Task to complete: Report how many lines contain "evening". Give the number and nothing else.

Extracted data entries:
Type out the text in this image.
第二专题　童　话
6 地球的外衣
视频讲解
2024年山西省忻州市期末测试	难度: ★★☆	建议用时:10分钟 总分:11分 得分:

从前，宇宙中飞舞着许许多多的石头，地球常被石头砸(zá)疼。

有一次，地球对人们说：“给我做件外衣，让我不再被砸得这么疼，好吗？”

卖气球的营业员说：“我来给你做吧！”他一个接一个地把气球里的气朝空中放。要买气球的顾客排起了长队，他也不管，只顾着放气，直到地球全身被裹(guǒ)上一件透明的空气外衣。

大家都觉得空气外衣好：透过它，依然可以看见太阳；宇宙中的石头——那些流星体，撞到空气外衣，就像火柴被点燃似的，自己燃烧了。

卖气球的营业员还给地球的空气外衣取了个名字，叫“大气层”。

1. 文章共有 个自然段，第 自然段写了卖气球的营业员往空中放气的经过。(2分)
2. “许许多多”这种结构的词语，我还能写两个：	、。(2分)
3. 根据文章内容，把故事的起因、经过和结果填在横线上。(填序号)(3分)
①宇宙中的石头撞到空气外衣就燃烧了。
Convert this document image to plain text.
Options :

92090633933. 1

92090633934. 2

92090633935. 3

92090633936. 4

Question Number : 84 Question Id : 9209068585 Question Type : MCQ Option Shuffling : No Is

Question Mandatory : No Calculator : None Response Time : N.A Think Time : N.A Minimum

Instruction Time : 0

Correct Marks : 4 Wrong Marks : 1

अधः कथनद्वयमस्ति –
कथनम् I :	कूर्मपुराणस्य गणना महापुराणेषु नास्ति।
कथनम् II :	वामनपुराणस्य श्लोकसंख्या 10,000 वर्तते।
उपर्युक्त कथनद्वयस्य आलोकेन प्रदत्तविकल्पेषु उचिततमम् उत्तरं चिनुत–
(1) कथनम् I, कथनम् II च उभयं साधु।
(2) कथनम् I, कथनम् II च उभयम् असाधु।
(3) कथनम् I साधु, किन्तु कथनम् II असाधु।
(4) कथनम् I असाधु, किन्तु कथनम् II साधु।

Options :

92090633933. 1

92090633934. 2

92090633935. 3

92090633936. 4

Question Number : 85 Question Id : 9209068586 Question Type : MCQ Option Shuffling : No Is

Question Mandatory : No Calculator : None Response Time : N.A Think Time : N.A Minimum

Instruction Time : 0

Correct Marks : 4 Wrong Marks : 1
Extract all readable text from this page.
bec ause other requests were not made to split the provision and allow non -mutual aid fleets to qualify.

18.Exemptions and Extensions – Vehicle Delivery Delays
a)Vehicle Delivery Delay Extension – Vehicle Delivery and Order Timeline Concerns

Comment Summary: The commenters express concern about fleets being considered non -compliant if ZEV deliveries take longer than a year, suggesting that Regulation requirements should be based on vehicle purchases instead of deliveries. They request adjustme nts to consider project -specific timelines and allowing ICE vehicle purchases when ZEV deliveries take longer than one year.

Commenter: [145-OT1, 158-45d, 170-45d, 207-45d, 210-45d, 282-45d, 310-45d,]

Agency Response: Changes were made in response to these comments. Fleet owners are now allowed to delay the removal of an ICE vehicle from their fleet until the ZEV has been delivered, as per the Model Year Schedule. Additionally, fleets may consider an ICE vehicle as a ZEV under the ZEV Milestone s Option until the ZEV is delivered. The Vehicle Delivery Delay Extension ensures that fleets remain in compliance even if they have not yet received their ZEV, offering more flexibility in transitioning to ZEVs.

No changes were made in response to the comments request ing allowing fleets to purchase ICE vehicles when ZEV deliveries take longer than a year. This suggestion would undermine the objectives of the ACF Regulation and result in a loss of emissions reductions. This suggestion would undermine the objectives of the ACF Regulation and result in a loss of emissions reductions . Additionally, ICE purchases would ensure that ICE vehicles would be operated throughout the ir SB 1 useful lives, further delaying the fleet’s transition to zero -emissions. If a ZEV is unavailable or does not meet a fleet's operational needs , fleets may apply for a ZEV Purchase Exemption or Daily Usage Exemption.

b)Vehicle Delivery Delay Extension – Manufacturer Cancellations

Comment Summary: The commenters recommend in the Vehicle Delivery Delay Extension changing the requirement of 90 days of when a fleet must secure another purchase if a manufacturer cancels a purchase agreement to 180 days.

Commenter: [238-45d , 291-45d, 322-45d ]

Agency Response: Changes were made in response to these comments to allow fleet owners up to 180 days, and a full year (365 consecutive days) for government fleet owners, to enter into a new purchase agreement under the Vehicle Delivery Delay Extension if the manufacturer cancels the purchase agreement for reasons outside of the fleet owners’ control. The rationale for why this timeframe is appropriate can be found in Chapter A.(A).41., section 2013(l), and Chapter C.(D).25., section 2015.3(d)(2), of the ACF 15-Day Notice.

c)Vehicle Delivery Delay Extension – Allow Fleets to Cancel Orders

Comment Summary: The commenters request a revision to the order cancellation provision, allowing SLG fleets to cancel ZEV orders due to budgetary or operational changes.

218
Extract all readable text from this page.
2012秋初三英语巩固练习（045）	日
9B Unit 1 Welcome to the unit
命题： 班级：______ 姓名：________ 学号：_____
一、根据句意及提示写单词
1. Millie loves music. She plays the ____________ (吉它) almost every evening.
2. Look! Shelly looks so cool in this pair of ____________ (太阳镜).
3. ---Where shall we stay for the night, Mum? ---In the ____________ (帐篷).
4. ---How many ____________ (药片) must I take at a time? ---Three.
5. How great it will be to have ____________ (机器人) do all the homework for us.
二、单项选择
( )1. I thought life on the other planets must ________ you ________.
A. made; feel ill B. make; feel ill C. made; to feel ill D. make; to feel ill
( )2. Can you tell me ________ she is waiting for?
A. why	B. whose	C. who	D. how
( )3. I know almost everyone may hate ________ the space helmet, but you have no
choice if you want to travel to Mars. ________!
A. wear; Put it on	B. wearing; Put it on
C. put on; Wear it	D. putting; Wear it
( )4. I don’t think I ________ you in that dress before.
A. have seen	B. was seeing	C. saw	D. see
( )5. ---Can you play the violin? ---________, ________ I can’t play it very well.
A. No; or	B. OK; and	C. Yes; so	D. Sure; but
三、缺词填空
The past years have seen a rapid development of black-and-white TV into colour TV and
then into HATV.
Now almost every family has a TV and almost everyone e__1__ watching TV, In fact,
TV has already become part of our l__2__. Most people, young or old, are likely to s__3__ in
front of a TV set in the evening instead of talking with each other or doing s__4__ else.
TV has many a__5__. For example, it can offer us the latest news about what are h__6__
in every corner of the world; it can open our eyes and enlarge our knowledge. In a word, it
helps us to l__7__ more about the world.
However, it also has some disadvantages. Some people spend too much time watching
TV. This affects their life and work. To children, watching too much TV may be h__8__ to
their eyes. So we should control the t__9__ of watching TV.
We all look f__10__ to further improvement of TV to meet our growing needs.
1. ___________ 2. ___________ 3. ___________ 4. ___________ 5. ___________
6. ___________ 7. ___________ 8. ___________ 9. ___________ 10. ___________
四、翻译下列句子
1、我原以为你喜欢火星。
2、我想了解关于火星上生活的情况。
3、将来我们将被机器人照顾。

Answer to the problem: 2